Records from a collection
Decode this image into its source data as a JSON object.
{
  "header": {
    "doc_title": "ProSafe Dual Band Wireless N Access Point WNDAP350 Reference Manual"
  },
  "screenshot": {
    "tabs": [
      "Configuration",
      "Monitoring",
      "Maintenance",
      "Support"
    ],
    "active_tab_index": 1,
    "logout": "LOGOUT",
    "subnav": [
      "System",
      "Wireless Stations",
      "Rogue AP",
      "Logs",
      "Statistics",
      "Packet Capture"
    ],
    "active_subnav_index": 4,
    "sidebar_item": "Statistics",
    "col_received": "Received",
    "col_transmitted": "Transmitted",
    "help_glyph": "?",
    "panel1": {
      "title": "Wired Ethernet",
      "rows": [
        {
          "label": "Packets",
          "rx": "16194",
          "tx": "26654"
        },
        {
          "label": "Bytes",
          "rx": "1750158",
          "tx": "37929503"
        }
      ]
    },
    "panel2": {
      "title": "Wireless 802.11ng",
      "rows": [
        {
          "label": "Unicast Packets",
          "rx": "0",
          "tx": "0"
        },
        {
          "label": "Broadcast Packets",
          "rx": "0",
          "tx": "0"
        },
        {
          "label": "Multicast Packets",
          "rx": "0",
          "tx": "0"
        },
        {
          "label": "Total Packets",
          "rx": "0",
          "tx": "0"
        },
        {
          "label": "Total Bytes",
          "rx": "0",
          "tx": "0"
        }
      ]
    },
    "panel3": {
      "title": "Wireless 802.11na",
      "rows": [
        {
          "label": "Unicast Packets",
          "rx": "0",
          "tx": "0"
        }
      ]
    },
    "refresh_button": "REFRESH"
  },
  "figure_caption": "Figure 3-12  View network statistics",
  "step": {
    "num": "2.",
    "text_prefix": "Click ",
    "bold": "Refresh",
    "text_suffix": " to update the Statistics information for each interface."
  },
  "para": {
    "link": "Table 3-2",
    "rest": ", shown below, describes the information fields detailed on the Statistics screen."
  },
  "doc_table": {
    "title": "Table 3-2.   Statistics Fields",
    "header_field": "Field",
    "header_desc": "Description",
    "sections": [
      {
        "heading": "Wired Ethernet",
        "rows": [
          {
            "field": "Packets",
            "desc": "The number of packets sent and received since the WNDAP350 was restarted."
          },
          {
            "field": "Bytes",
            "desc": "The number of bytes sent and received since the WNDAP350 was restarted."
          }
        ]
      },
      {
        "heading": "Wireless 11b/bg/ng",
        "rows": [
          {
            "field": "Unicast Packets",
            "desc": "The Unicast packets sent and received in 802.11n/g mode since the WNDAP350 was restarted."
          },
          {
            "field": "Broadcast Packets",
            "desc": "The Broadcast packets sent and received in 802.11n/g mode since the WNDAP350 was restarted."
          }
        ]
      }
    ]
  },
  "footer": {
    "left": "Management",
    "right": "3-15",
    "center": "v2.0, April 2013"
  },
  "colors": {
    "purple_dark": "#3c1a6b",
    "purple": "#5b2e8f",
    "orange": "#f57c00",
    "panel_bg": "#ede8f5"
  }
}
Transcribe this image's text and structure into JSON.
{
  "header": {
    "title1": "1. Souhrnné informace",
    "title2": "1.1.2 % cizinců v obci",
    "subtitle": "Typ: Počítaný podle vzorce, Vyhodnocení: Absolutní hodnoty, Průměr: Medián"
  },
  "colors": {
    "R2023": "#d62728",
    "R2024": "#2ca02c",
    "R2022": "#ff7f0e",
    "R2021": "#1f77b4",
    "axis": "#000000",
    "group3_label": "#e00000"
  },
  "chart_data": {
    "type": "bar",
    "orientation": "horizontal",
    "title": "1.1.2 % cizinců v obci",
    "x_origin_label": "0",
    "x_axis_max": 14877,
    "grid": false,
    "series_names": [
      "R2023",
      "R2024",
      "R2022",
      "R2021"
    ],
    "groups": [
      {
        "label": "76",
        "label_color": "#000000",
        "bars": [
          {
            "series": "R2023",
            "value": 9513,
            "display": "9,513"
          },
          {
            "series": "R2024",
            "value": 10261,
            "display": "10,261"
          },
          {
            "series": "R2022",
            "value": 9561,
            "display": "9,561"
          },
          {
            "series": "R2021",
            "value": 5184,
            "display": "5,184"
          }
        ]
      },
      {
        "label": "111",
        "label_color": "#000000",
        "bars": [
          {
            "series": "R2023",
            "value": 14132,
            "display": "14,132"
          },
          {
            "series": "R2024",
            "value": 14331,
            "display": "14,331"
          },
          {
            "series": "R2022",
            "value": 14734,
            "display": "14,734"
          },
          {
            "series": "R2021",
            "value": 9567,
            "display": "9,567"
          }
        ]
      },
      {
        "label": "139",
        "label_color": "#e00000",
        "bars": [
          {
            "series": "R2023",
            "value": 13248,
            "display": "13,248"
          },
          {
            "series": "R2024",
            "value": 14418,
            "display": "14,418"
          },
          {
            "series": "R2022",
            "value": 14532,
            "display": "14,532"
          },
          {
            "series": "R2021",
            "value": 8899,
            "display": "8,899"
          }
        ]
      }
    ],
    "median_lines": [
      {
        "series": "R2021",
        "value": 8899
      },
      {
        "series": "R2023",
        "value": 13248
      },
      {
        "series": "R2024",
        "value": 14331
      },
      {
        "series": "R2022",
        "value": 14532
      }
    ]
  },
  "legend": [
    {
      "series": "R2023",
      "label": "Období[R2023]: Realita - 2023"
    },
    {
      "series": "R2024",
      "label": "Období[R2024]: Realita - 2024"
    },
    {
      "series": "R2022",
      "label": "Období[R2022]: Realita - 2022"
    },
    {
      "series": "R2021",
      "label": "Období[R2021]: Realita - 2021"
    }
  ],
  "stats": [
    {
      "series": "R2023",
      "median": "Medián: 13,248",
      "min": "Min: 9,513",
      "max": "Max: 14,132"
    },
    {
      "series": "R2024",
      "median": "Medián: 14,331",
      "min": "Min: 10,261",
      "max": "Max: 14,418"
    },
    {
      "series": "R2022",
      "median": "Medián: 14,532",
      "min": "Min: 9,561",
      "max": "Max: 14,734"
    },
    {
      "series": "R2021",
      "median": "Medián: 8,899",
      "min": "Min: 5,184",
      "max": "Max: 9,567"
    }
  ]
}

Description of the task —
Copy out every line of the listing that includes the string "Wired".

Result for this exercise —
      "title": "Wired Ethernet",
        "heading": "Wired Ethernet",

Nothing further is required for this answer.